§ THE TASK: Repeat the items from the line with "data-point — [180, 150, 190, 160]" up to and including the line with "x-axis-label: SNR(dB) — [214, 450, 290, 471]", word for word.

§ MATERIAL PROVIDED:

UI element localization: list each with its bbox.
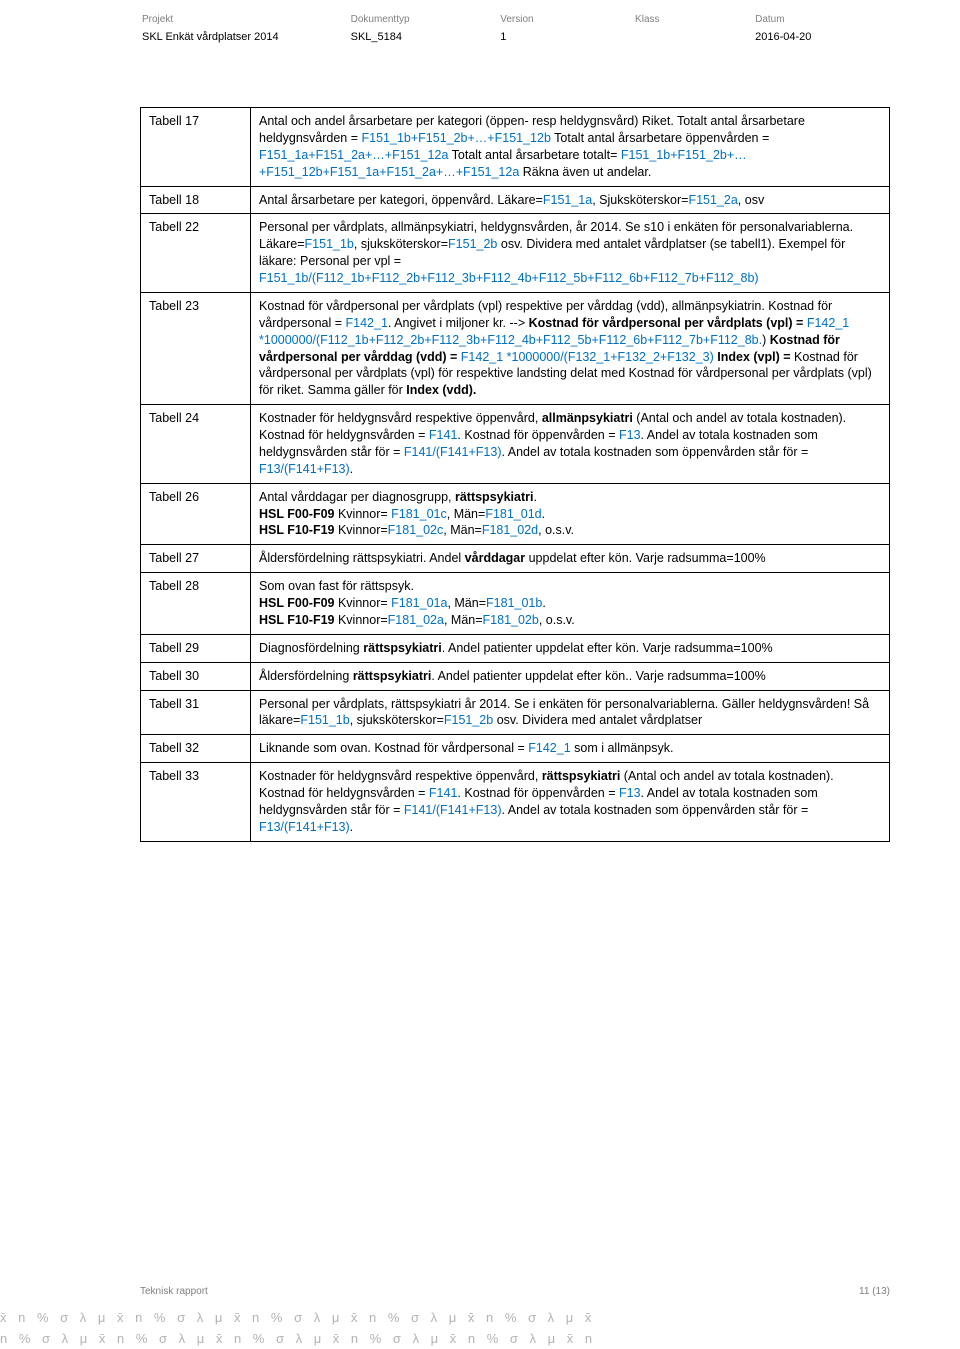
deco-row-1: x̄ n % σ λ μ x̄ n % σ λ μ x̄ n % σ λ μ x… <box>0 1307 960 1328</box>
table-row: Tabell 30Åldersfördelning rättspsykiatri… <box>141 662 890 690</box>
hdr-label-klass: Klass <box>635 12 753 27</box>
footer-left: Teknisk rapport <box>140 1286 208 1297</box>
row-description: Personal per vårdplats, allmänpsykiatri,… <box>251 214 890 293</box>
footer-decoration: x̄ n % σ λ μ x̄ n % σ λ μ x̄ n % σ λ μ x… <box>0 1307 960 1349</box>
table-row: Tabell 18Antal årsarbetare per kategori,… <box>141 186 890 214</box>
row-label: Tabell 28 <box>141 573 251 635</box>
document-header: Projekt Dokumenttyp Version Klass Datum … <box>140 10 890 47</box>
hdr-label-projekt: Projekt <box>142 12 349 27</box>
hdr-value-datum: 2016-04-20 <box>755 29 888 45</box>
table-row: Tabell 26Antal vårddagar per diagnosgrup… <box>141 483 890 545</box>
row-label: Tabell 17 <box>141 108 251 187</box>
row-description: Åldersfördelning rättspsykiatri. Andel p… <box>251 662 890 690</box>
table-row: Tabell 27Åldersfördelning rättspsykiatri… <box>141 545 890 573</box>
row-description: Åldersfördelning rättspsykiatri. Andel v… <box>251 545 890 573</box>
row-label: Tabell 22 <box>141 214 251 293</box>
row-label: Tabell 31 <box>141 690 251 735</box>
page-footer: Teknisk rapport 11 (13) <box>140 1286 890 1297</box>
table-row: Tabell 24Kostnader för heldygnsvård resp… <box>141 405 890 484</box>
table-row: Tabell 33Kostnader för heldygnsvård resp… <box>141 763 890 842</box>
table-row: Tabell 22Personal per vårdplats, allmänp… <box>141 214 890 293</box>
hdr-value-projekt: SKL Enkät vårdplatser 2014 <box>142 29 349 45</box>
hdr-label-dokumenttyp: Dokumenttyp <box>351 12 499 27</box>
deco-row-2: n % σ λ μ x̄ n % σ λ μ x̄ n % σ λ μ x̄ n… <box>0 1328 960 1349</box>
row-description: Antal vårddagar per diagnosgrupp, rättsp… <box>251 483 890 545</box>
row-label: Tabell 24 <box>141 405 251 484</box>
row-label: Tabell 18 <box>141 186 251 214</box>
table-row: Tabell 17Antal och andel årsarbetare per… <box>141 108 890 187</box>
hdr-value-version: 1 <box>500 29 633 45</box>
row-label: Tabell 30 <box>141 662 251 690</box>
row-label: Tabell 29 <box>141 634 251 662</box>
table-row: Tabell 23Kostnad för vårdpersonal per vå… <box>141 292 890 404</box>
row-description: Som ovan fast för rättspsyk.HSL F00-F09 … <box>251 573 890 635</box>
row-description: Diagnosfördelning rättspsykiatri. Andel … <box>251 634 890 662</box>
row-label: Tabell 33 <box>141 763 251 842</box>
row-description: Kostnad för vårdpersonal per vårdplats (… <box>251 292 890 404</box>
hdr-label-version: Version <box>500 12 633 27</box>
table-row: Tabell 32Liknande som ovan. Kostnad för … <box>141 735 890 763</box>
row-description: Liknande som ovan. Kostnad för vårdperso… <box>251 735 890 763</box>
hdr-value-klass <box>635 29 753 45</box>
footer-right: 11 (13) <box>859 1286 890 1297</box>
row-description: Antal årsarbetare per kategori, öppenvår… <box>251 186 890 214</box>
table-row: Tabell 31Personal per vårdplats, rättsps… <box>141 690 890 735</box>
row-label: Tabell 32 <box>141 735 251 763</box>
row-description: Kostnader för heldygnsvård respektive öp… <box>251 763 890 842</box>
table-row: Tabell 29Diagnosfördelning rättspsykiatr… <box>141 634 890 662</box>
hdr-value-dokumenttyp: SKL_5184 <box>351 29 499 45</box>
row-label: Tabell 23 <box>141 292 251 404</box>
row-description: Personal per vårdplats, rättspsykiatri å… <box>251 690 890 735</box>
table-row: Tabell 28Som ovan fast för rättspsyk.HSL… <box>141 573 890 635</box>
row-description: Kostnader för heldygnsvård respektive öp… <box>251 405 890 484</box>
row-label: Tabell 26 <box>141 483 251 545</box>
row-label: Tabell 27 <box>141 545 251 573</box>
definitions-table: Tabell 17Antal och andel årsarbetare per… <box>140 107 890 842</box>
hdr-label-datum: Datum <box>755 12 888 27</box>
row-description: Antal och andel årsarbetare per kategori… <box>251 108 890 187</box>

---

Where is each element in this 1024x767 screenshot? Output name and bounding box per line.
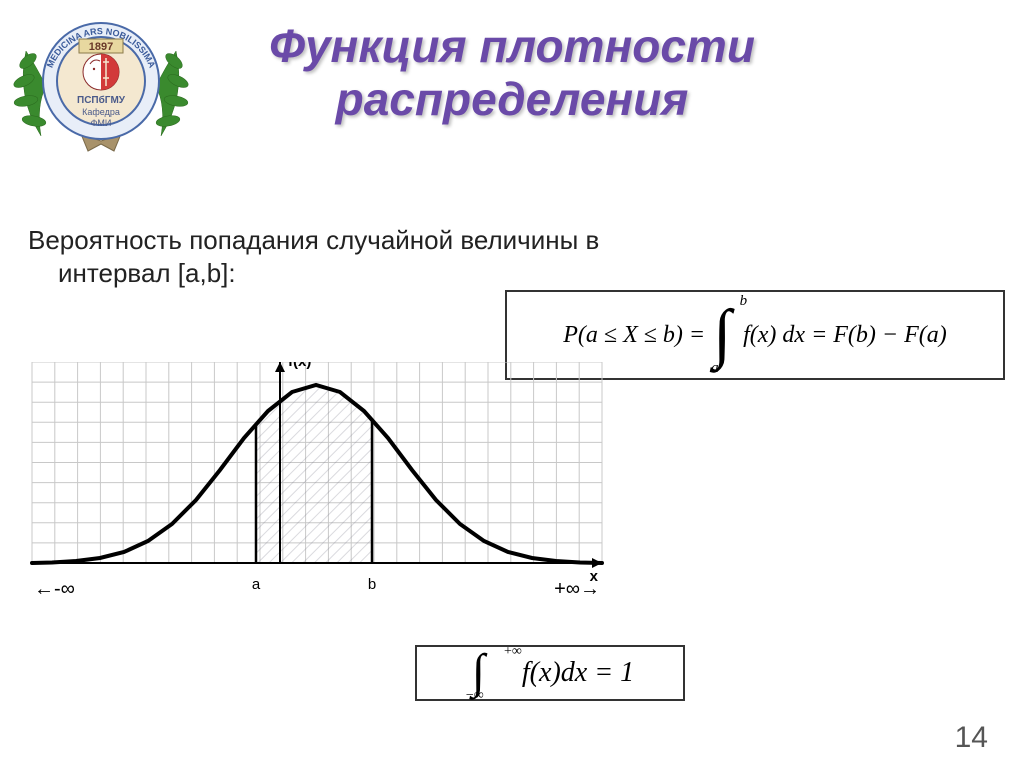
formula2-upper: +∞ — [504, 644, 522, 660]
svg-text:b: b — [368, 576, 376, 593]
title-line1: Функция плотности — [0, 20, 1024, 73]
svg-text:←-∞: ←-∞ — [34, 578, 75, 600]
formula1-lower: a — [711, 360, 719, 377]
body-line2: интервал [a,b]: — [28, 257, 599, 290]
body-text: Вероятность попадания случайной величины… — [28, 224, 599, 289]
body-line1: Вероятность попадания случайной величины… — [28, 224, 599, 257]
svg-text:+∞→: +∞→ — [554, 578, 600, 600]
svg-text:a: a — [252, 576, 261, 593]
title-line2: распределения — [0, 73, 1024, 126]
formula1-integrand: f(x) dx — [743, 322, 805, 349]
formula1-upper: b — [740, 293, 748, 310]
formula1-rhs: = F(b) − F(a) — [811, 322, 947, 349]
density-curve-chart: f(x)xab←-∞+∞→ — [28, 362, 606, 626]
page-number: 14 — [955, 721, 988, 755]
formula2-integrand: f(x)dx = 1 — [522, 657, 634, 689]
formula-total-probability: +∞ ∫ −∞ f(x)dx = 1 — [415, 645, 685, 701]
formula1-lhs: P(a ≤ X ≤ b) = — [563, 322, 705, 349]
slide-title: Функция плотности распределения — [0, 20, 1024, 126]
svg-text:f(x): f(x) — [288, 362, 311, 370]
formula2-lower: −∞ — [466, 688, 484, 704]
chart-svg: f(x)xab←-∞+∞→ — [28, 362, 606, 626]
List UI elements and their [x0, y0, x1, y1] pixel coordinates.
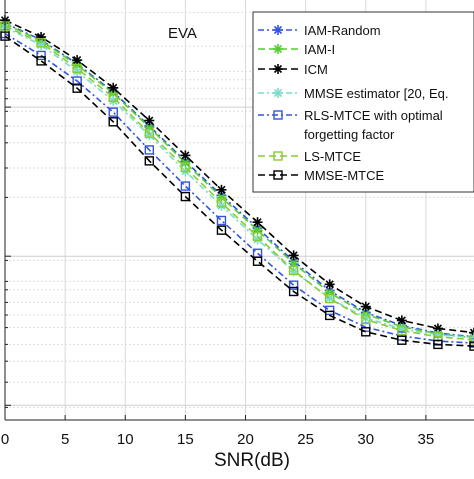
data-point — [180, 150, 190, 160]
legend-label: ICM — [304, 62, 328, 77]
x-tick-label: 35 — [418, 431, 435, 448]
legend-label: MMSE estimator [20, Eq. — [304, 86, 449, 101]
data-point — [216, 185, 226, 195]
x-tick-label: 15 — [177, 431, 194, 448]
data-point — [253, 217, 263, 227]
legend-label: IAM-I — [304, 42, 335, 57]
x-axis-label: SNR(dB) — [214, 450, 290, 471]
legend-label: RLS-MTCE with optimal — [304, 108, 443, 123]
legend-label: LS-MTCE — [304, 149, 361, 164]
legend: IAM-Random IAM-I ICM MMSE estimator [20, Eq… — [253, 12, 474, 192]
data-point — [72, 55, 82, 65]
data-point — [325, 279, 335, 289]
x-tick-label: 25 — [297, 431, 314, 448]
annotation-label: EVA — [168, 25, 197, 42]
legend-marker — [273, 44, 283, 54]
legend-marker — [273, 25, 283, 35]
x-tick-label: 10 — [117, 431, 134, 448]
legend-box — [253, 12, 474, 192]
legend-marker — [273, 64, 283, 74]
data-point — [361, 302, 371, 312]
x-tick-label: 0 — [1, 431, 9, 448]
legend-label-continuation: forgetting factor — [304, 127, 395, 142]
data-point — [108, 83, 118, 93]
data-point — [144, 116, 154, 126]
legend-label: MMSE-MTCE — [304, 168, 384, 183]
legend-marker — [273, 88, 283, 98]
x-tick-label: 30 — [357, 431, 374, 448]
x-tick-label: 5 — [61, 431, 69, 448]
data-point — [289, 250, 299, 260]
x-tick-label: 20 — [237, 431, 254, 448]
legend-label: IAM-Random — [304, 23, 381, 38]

==

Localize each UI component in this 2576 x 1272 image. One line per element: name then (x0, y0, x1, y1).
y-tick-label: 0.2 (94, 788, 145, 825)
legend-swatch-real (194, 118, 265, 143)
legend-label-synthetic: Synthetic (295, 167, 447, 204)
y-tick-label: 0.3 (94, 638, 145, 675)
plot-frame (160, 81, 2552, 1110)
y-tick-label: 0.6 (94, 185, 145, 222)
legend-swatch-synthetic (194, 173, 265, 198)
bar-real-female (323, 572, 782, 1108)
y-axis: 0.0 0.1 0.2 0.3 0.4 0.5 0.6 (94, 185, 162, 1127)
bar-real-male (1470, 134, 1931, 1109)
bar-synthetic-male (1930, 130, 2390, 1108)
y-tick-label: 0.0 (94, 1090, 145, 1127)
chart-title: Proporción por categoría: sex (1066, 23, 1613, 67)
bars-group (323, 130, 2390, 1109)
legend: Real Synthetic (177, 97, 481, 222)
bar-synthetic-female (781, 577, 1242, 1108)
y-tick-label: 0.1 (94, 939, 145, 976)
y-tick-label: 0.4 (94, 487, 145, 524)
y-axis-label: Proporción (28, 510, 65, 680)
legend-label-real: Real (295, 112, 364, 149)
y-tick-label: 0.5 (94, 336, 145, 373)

§ WRITTEN ANSWER:
data-point — [180, 150, 190, 160]
legend-label: ICM — [304, 62, 328, 77]
x-tick-label: 35 — [418, 431, 435, 448]
legend-label: MMSE estimator [20, Eq. — [304, 86, 449, 101]
data-point — [216, 185, 226, 195]
x-tick-label: 15 — [177, 431, 194, 448]
data-point — [253, 217, 263, 227]
legend-label: IAM-I — [304, 42, 335, 57]
x-axis-label: SNR(dB) — [214, 450, 290, 471]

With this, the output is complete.